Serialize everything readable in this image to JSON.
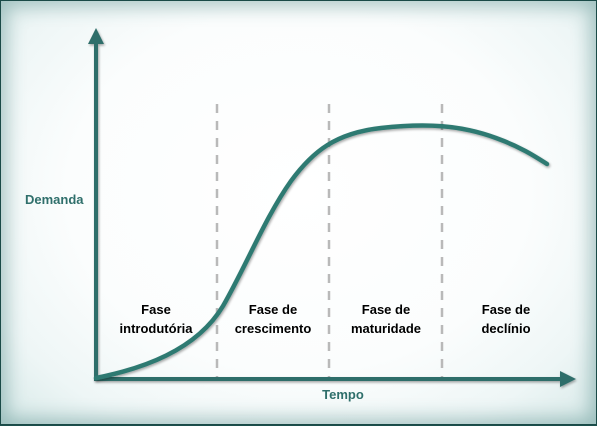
{
  "diagram": {
    "y_axis_label": "Demanda",
    "x_axis_label": "Tempo",
    "phases": [
      {
        "line1": "Fase",
        "line2": "introdutória"
      },
      {
        "line1": "Fase de",
        "line2": "crescimento"
      },
      {
        "line1": "Fase de",
        "line2": "maturidade"
      },
      {
        "line1": "Fase de",
        "line2": "declínio"
      }
    ],
    "colors": {
      "axis": "#2e6e6a",
      "curve": "#2e7a72",
      "divider": "#b9b9b9",
      "label_teal": "#2f6f6b",
      "frame": "#1c4f4c"
    }
  }
}
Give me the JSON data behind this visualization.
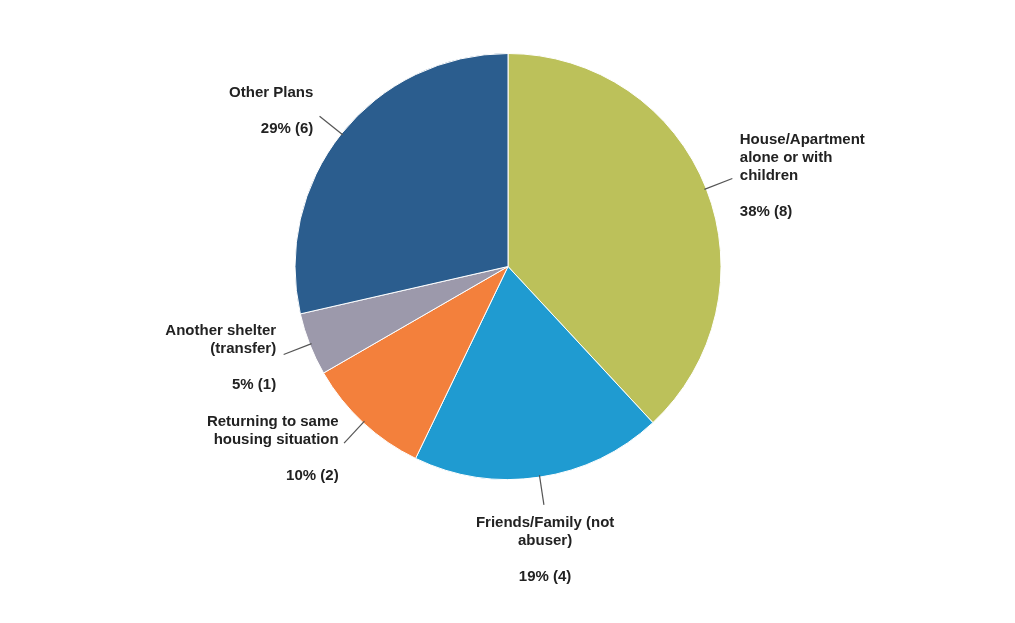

• • •

> **TO BE DONE**
Reproduce each line of the records exactly, and omit every picture.

> **PROBLEM SOLUTION**
Serialize everything readable in this image to JSON.
{
  "diagram": {
    "y_axis_label": "Demanda",
    "x_axis_label": "Tempo",
    "phases": [
      {
        "line1": "Fase",
        "line2": "introdutória"
      },
      {
        "line1": "Fase de",
        "line2": "crescimento"
      },
      {
        "line1": "Fase de",
        "line2": "maturidade"
      },
      {
        "line1": "Fase de",
        "line2": "declínio"
      }
    ],
    "colors": {
      "axis": "#2e6e6a",
      "curve": "#2e7a72",
      "divider": "#b9b9b9",
      "label_teal": "#2f6f6b",
      "frame": "#1c4f4c"
    }
  }
}
Give me the JSON data behind this visualization.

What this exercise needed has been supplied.